Permintaan yang diberikan 1
Tulis ulang baris-baris entri di bawah tanpa perubahan apa pun, dari baris yang memuat "- legend-marker-plus: +: [319, 71, 339, 97]" hingga dan termasuk baris yang memuat "- y-tick-label: 0: [81, 773, 93, 796]".

Potongan dokumen
------------------------------------------------------------------------

PAGI ini saya dapat mention dari Founder dan CEO Rumah Karawo (RK), Pak Agus Lahinta meminta ulasan tentang berita yang dimuat gopos.id (baca link berita; Karawo Mahale). Secara garis besar berita tersebut menyoroti opini tentang mahalnya karawo produksi RK.
Kata “mahal” dikonversi menjadi nilai bagi sebuah produk fashion yang dicirikan oleh sulaman yang dapat diterawang atau disebut masyarakat Gorontalo dengan Karawo.
Sependek pengetahuan saya belum ada sebuah teknologi tepat guna yang dapat memproduksi sulaman karawo secara massal. Teknik pembuatannya masih mengandalkan daya kreasi manusia (atau handmade: ags).
Dari proses ini saja sebenarnya kata mahal tak memiliki tempat untuk disejajarkan. Ia jauh di bawah proses pembuatan itu sendiri.
Karena sulaman karawo berubah menjadi produk fashion yang komersil, harga menjadi relevan dan kata “mahal” menemukan momemtumnya.
Itupun karena ada kata “murah”. Kata mahal menemukan maknanya karena dibedakan dengan kata murah. Dan dalam dunia ekonomi (baca: komersil), mahal dan murah itu diposisikan secara biner. Begitulah kapitalisme menempatkan relasi produksi antara barang dan nilai (harga).
Karawo dihasilkan dari kearifan lokal masyarakat Gorontalo–setidaknya hingga saat ini. Ia menjadi produk budaya, nilai sejarah, dan warisan leluhur. Kearifan lokal inilah yang bersembunyi dibalik sebuah produk fashion yang bernama karawo. Orang tidak mudah membacanya. Ketika memasuki budaya pop, karawo menjadi komoditas.

------------------------------------------------------------------------

Data sumber
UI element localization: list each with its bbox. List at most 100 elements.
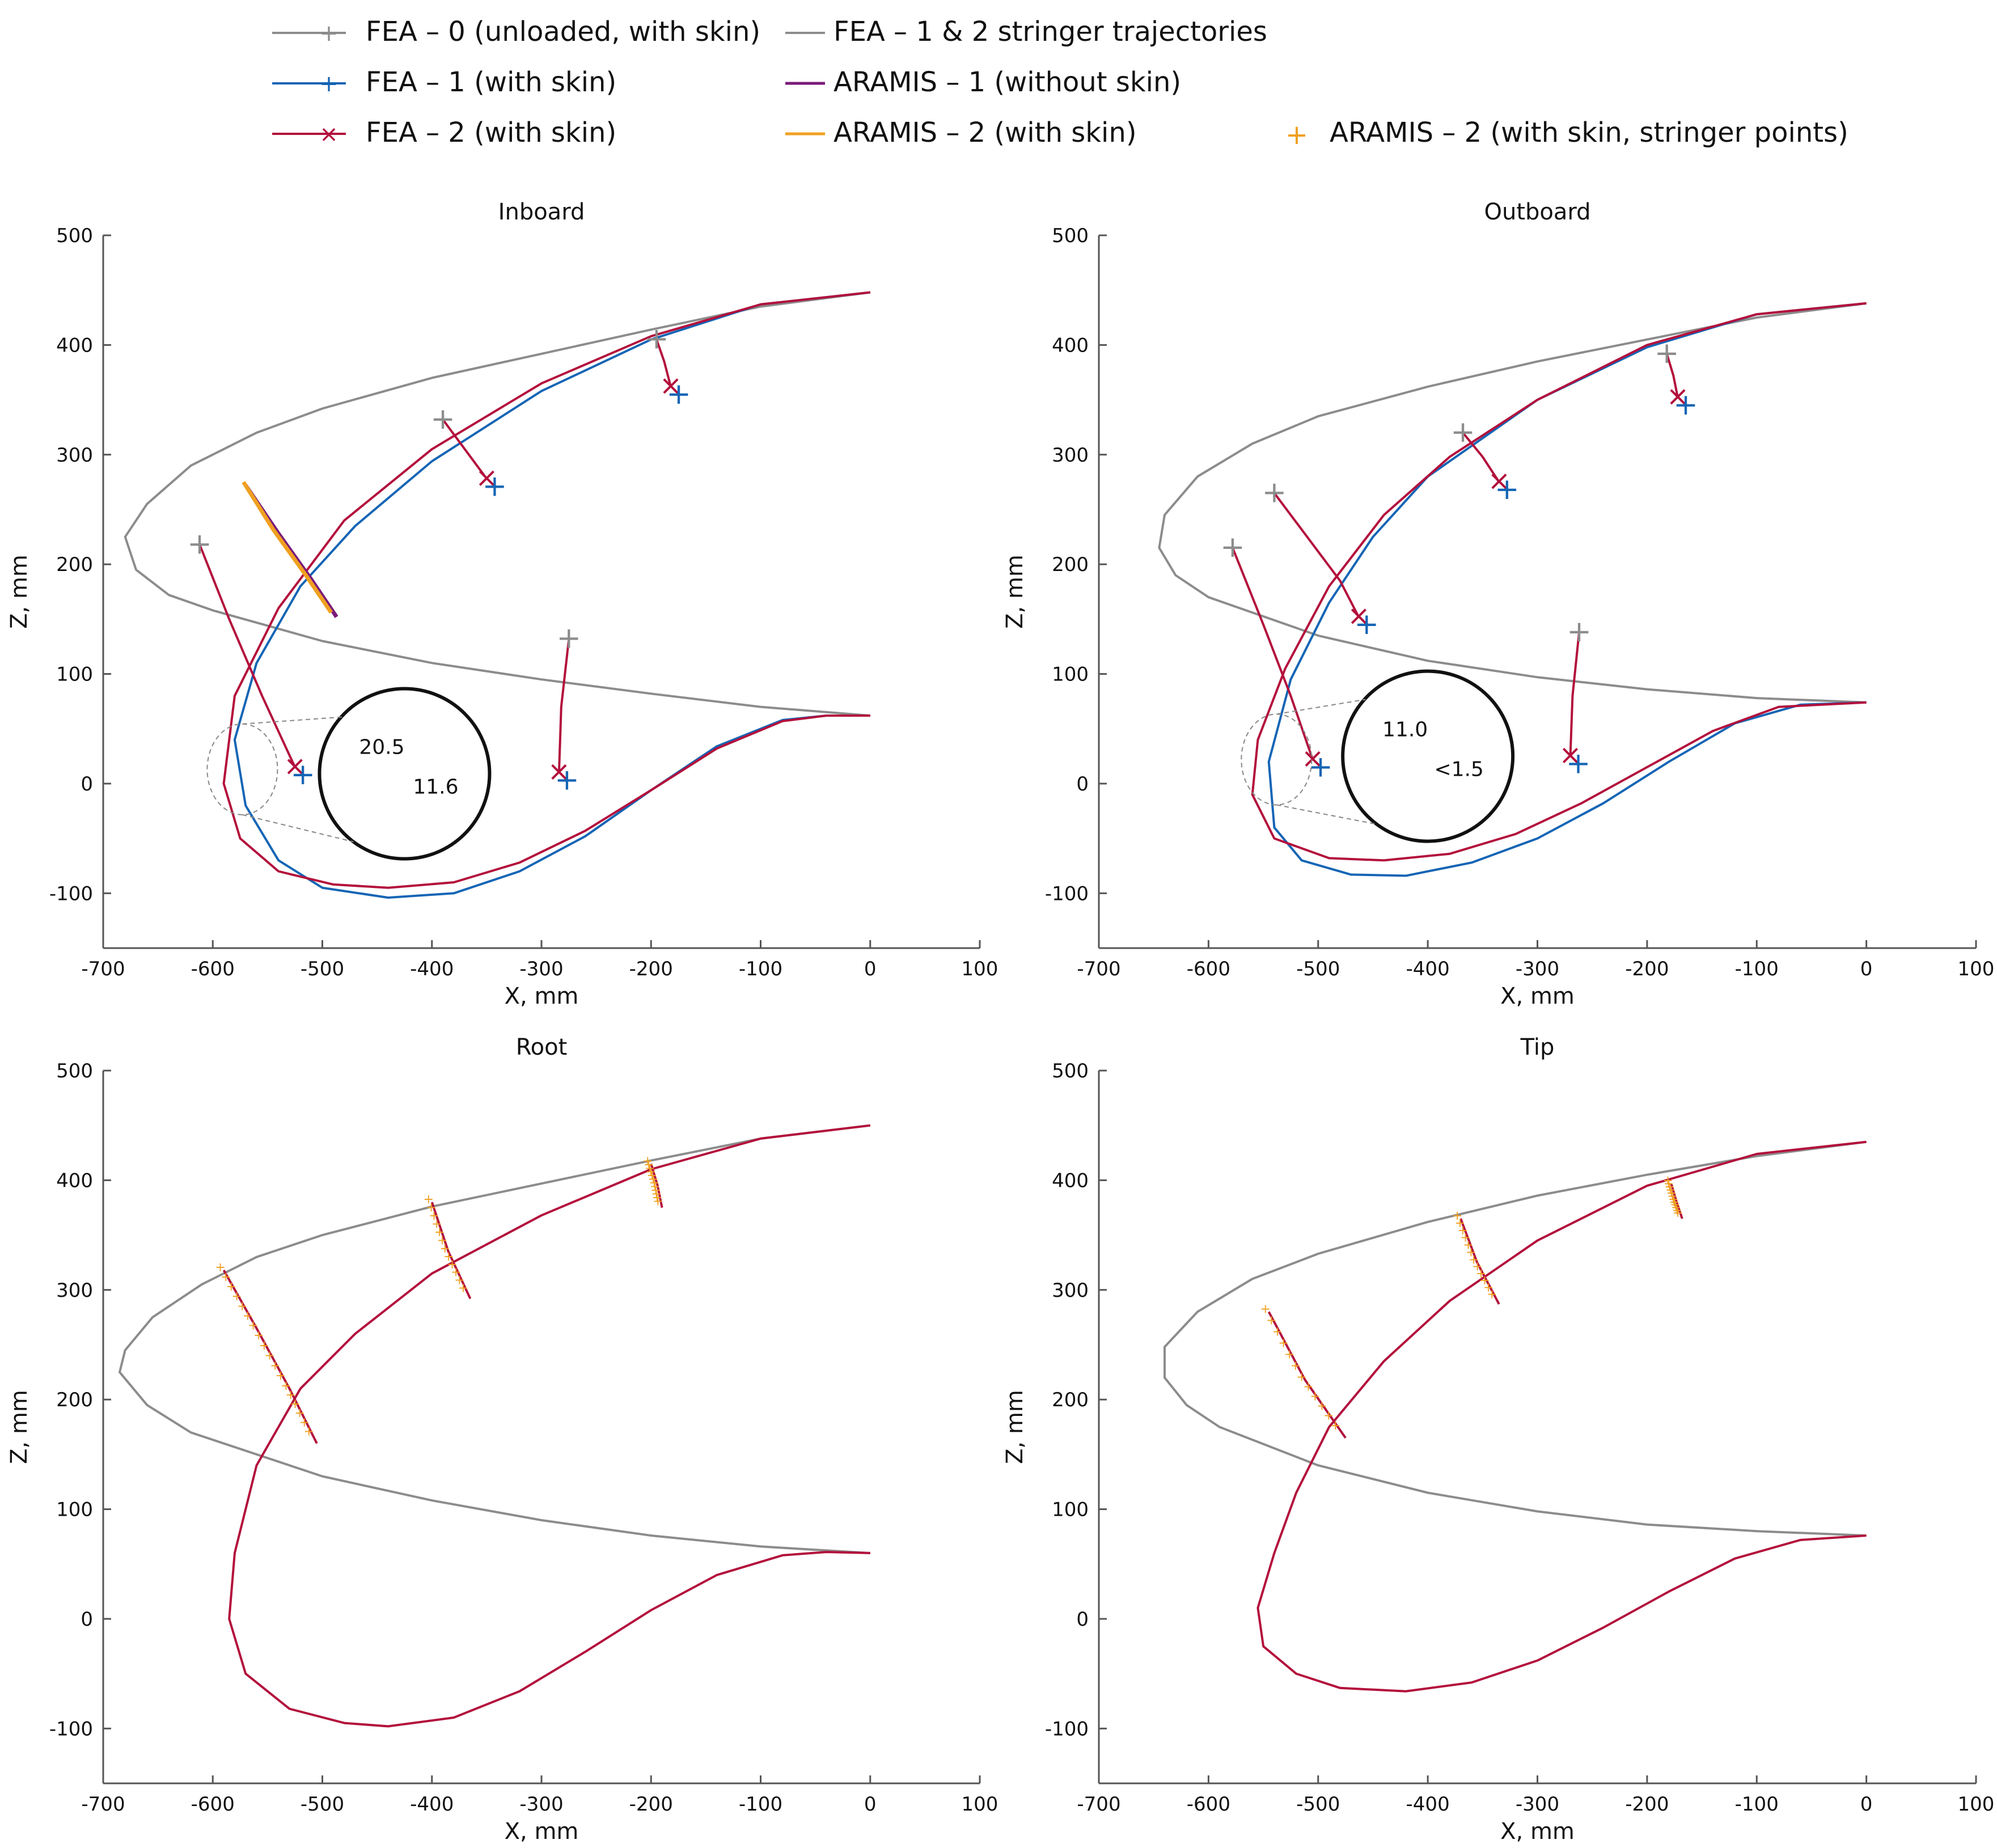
- legend-marker-plus: +: [319, 71, 339, 97]
- aramis2-point: +: [434, 1225, 445, 1240]
- x-tick-label: -600: [191, 958, 235, 980]
- aramis2-point: +: [285, 1388, 295, 1402]
- aramis2-point: +: [1668, 1192, 1678, 1207]
- aramis2-point: +: [1330, 1419, 1340, 1433]
- x-tick-label: 0: [864, 958, 877, 980]
- fea2-marker: ×: [475, 462, 498, 493]
- legend-marker-cross: ×: [319, 121, 339, 147]
- legend-marker-plus: +: [319, 20, 339, 46]
- annotation-label: <1.5: [1434, 758, 1483, 781]
- zoom-circle: [318, 687, 492, 861]
- series-line-stringer-s6-traj: [1670, 1183, 1683, 1219]
- legend-label-fea1: FEA – 1 (with skin): [366, 66, 616, 98]
- y-tick-label: 300: [56, 1279, 93, 1302]
- aramis2-point: +: [1323, 1409, 1334, 1423]
- x-tick-label: -700: [81, 958, 125, 980]
- y-tick-label: -100: [1045, 1718, 1089, 1740]
- y-tick-label: 400: [56, 334, 93, 357]
- zoom-circle: [1341, 669, 1515, 843]
- y-axis-label: Z, mm: [1002, 1390, 1028, 1464]
- aramis2-point: +: [299, 1415, 310, 1430]
- fea2-marker: ×: [659, 370, 682, 401]
- aramis2-point: +: [226, 1280, 236, 1294]
- x-tick-label: -200: [629, 1793, 673, 1816]
- zoom-connector: [1276, 804, 1377, 825]
- aramis2-point: +: [1487, 1288, 1497, 1302]
- series-line-fea-1-with-skin-: [233, 291, 871, 899]
- aramis2-point: +: [644, 1158, 654, 1172]
- legend-entry-fea1: + FEA – 1 (with skin): [272, 66, 616, 98]
- aramis2-point: +: [454, 1274, 464, 1288]
- y-axis-label: Z, mm: [6, 555, 32, 629]
- legend-entry-aramis2pts: + ARAMIS – 2 (with skin, stringer points…: [1285, 117, 1848, 151]
- aramis2-point: +: [1284, 1347, 1294, 1361]
- aramis2-point: +: [1666, 1186, 1677, 1200]
- x-tick-label: 100: [1958, 1793, 1995, 1816]
- aramis2-point: +: [652, 1191, 662, 1205]
- y-tick-label: 100: [56, 1499, 93, 1521]
- aramis2-point: +: [243, 1309, 253, 1323]
- series-line-stringer-s1: [1232, 547, 1314, 760]
- aramis2-point: +: [458, 1281, 468, 1295]
- y-tick-label: 0: [81, 773, 93, 796]
- y-tick-label: 200: [1052, 1389, 1089, 1411]
- x-tick-label: -400: [410, 1793, 454, 1816]
- legend-entry-traj: FEA – 1 & 2 stringer trajectories: [785, 16, 1267, 48]
- legend-label-aramis2pts: ARAMIS – 2 (with skin, stringer points): [1330, 117, 1848, 149]
- aramis2-point: +: [647, 1169, 657, 1183]
- fea1-marker: +: [666, 377, 691, 411]
- x-tick-label: 100: [962, 1793, 999, 1816]
- aramis2-point: +: [270, 1359, 280, 1373]
- series-line-stringer-s2-traj: [222, 1270, 318, 1444]
- y-tick-label: -100: [1045, 882, 1089, 905]
- legend-label-fea2: FEA – 2 (with skin): [366, 117, 616, 149]
- series-line-stringer-s6-traj: [650, 1163, 663, 1208]
- fea0-marker: +: [644, 322, 669, 356]
- x-tick-label: -400: [410, 958, 454, 980]
- chart-title: Inboard: [498, 199, 585, 225]
- aramis2-point: +: [1472, 1260, 1482, 1274]
- aramis2-point: +: [650, 1183, 661, 1198]
- fea2-marker: ×: [1488, 465, 1511, 497]
- aramis2-point: +: [424, 1192, 434, 1207]
- zoom-source-ellipse: [1241, 713, 1313, 806]
- aramis2-point: +: [653, 1194, 663, 1208]
- series-line-aramis-2-with-skin-: [242, 481, 333, 614]
- fea0-marker: +: [557, 621, 582, 656]
- aramis2-point: +: [646, 1165, 656, 1179]
- legend-marker-plus: +: [1285, 119, 1308, 151]
- x-tick-label: 100: [962, 958, 999, 980]
- aramis2-point: +: [1665, 1183, 1676, 1198]
- fea0-marker: +: [1220, 530, 1245, 564]
- aramis2-point: +: [1278, 1336, 1288, 1350]
- series-line-fea-0-unloaded-with-skin-: [124, 291, 871, 717]
- fea1-marker: +: [1308, 750, 1333, 784]
- chart-title: Root: [516, 1034, 568, 1060]
- y-tick-label: 300: [1052, 444, 1089, 467]
- series-line-stringer-s2: [1273, 492, 1360, 618]
- y-tick-label: 0: [1076, 773, 1089, 796]
- aramis2-point: +: [440, 1242, 450, 1256]
- fea2-marker: ×: [284, 750, 306, 782]
- x-tick-label: -600: [1187, 958, 1230, 980]
- aramis2-point: +: [231, 1289, 242, 1304]
- x-tick-label: -600: [1187, 1793, 1230, 1816]
- series-line-stringer-s3: [1462, 432, 1500, 483]
- fea0-marker: +: [1450, 415, 1475, 449]
- aramis2-point: +: [1260, 1302, 1271, 1316]
- series-line-stringer-s3-traj: [1459, 1218, 1500, 1305]
- aramis2-point: +: [437, 1234, 447, 1248]
- x-tick-label: -500: [301, 958, 344, 980]
- series-line-stringer-s5: [557, 638, 570, 773]
- aramis2-point: +: [248, 1318, 258, 1333]
- aramis2-point: +: [1452, 1209, 1462, 1223]
- x-tick-label: -700: [1077, 1793, 1120, 1816]
- aramis2-point: +: [642, 1154, 653, 1168]
- annotation-label: 20.5: [359, 736, 404, 759]
- series-line-stringer-s3-traj: [430, 1202, 472, 1300]
- aramis2-point: +: [1670, 1198, 1680, 1212]
- x-tick-label: -300: [519, 958, 563, 980]
- aramis2-point: +: [1479, 1274, 1490, 1288]
- aramis2-point: +: [1672, 1203, 1682, 1217]
- annotation-label: 11.6: [413, 776, 458, 799]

------------------------------------------------------------------------

Permintaan yang diberikan 2
Lanjutkan teks tentang sulaman karawo dari Gorontalo di atas, dimulai setelah kalimat terakhirnya.

Jawaban yang diharapkan 1
- legend-marker-plus: +: [319, 71, 339, 97]
- aramis2-point: +: [434, 1225, 445, 1240]
- x-tick-label: -600: [191, 958, 235, 980]
- aramis2-point: +: [285, 1388, 295, 1402]
- aramis2-point: +: [1668, 1192, 1678, 1207]
- aramis2-point: +: [1330, 1419, 1340, 1433]
- x-tick-label: 0: [864, 958, 877, 980]
- fea2-marker: ×: [475, 462, 498, 493]
- legend-marker-cross: ×: [319, 121, 339, 147]
- legend-marker-plus: +: [319, 20, 339, 46]
- annotation-label: <1.5: [1434, 758, 1483, 781]
- zoom-circle: [318, 687, 492, 861]
- series-line-stringer-s6-traj: [1670, 1183, 1683, 1219]
- legend-label-fea1: FEA – 1 (with skin): [366, 66, 616, 98]
- y-tick-label: 300: [56, 1279, 93, 1302]
- aramis2-point: +: [1323, 1409, 1334, 1423]
- x-tick-label: -700: [81, 958, 125, 980]
- y-tick-label: -100: [1045, 1718, 1089, 1740]
- y-tick-label: 400: [56, 334, 93, 357]
- zoom-circle: [1341, 669, 1515, 843]
- y-axis-label: Z, mm: [1002, 1390, 1028, 1464]
- aramis2-point: +: [299, 1415, 310, 1430]
- fea2-marker: ×: [659, 370, 682, 401]
- aramis2-point: +: [226, 1280, 236, 1294]
- x-tick-label: -200: [629, 1793, 673, 1816]
- zoom-connector: [1276, 804, 1377, 825]
- aramis2-point: +: [1487, 1288, 1497, 1302]
- series-line-fea-1-with-skin-: [233, 291, 871, 899]
- aramis2-point: +: [644, 1158, 654, 1172]
- legend-entry-fea1: + FEA – 1 (with skin): [272, 66, 616, 98]
- aramis2-point: +: [454, 1274, 464, 1288]
- y-axis-label: Z, mm: [6, 555, 32, 629]
- legend-entry-aramis2pts: + ARAMIS – 2 (with skin, stringer points…: [1285, 117, 1848, 151]
- aramis2-point: +: [1284, 1347, 1294, 1361]
- aramis2-point: +: [1666, 1186, 1677, 1200]
- x-tick-label: 100: [1958, 1793, 1995, 1816]
- aramis2-point: +: [652, 1191, 662, 1205]
- y-tick-label: 100: [56, 1499, 93, 1521]
- aramis2-point: +: [243, 1309, 253, 1323]
- series-line-stringer-s1: [1232, 547, 1314, 760]
- aramis2-point: +: [458, 1281, 468, 1295]
- y-tick-label: 0: [81, 773, 93, 796]

Jawaban yang diharapkan 2
Nilai budaya, sejarah, dan warisan leluhur ikut terkomodifikasi menjadi produk fashion yang harus dilabeli harga. Mau tidak mau, mahal dan murah kembali dipertentangkan. Padahal, apabila berbicara nilai budaya, sejarah, dan warisan, karawo itu tak memiliki nilai sepadan untuk dilabeli harga.
Begitu RK melabeli produknya dengan suatu harga dan direlasikan dengan segemen pasar tertentu–kelas atas, misalnya–akan membuat produk itu dimuati identitas sosial sosial tertentu. Dalam bisnis fashion, positioning RK menempati posisi “exclusive”.
Harga menjadi terdiferensiasi dengan produk sejenis lainnya. Alhasil, stigma “mahal” disematkan pada produk-produk RK. Stigma ini muncul karena dipertentangkan lagi dengan harga murah dari produk sejenis.
Mungkin masyarakat lupa, komodifikasi identitas sosial ke dalam produk RK, terselip selera dan hasrat dibalik produknya.
Selera dan hasrat akan melampaui fungsi fashion itu sendiri sebagai kain penutup tubuh. Ia berada di poros gaya hidup (lifestyle) kelas yang ditandainya, yaitu kelas mengah atas. Kita bisa bayangkan sebuah karawo produksi RK dimuati banyak nilai. Nilai yang seharusnya tak memiliki padanan harga.
Odu’olo.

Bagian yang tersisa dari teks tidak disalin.